What you have to do:
Go through the material below and copy all lines with "text".

Data excerpts:
** begin **

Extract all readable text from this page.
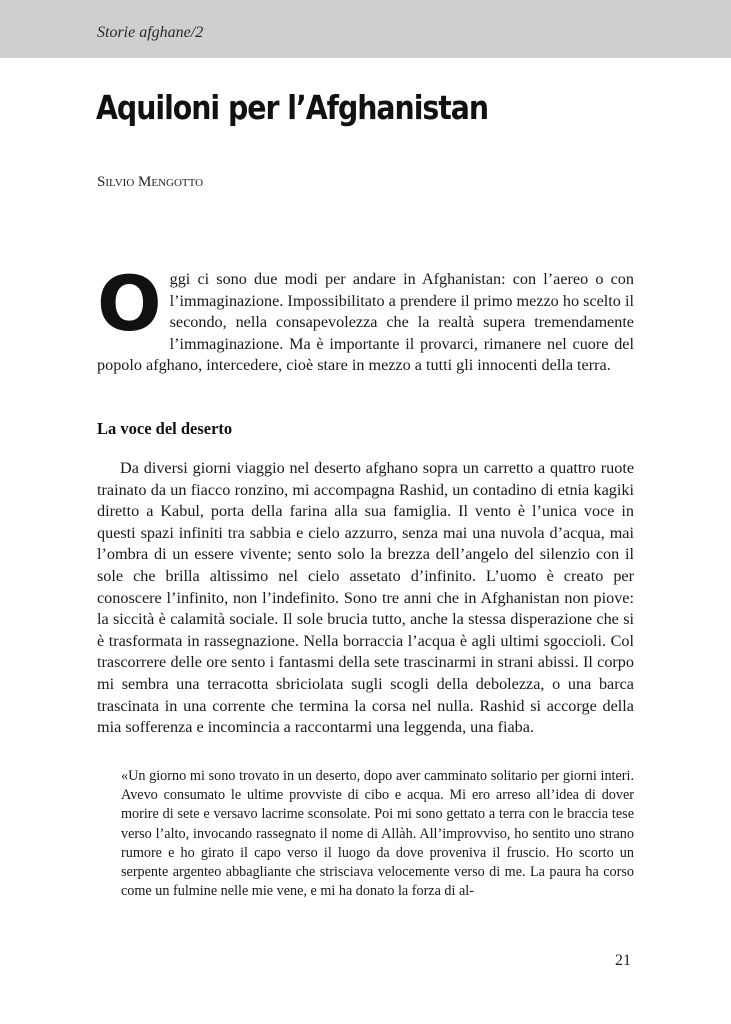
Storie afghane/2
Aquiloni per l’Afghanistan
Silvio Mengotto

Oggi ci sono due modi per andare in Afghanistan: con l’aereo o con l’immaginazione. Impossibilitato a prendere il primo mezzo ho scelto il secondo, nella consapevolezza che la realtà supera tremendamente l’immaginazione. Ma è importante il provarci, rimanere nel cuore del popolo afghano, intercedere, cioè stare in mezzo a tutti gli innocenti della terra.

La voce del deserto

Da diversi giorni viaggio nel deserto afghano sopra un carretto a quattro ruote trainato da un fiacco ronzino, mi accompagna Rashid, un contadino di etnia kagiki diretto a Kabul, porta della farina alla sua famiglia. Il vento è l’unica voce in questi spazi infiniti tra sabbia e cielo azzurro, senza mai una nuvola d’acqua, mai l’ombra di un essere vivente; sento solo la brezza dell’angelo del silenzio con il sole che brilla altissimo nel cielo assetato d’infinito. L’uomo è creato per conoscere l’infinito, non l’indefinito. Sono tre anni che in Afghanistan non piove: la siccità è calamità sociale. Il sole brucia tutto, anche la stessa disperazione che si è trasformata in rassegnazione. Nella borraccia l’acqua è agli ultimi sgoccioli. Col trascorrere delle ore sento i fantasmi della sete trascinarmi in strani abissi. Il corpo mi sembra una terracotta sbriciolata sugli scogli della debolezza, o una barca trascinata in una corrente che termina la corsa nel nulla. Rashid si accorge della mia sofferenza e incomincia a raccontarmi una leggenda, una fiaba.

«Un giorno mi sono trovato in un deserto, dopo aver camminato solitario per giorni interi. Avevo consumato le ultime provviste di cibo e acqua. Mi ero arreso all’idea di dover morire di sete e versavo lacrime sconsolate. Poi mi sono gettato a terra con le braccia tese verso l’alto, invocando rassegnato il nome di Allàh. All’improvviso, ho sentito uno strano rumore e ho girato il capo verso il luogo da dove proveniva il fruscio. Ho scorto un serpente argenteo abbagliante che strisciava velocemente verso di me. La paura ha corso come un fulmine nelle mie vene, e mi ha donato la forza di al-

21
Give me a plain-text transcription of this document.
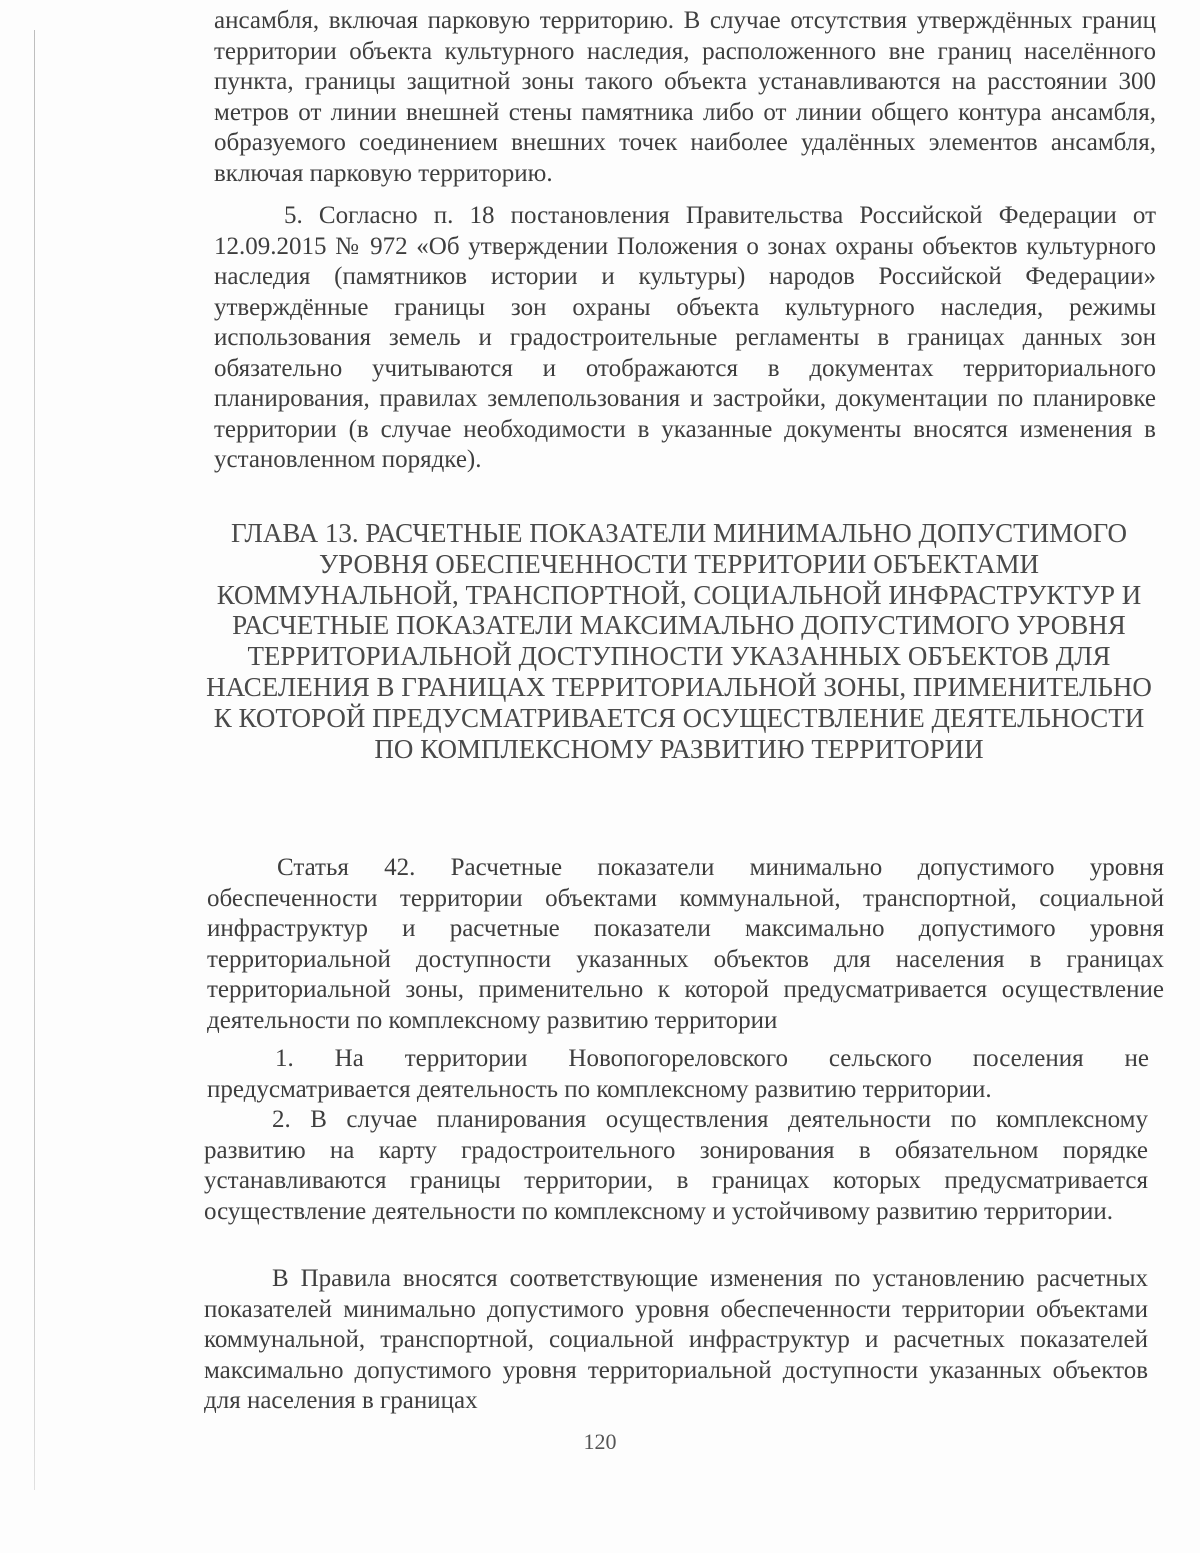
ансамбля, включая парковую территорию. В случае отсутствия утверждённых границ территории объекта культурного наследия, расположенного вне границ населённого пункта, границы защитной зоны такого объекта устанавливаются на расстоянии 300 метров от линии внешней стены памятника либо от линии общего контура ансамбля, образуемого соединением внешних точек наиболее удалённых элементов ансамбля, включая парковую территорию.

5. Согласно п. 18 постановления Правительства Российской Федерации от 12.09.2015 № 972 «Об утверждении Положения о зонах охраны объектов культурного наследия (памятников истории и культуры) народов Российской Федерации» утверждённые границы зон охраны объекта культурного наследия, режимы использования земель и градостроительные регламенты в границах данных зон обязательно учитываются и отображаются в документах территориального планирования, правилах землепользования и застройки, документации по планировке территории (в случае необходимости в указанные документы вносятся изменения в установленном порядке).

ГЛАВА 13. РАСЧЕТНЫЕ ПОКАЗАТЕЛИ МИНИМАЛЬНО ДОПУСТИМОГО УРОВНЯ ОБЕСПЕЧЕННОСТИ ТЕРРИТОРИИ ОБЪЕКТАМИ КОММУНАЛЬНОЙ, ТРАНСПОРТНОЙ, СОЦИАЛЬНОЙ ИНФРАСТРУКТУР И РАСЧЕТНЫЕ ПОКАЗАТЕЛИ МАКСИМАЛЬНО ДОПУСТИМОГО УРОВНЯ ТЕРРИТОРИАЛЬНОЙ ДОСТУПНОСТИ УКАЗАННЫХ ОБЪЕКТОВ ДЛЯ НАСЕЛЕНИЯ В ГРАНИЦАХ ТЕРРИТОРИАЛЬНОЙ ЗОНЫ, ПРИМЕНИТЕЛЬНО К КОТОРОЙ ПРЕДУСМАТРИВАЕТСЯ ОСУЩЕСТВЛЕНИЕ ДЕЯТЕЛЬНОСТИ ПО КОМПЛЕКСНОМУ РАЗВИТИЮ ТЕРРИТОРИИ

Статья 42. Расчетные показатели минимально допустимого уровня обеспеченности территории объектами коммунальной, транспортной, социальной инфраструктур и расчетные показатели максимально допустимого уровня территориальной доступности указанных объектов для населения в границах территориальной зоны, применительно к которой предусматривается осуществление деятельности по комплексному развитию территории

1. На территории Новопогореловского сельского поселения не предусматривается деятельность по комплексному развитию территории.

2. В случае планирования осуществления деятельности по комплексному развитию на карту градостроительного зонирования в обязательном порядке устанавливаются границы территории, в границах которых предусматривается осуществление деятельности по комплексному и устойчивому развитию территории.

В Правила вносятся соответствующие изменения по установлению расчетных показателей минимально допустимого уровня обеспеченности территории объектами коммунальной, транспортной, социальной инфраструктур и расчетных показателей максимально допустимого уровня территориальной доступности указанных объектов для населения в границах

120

** end **

Answer for this exercise:
Extract all readable text from this page.
Give me a plain-text transcription of this document.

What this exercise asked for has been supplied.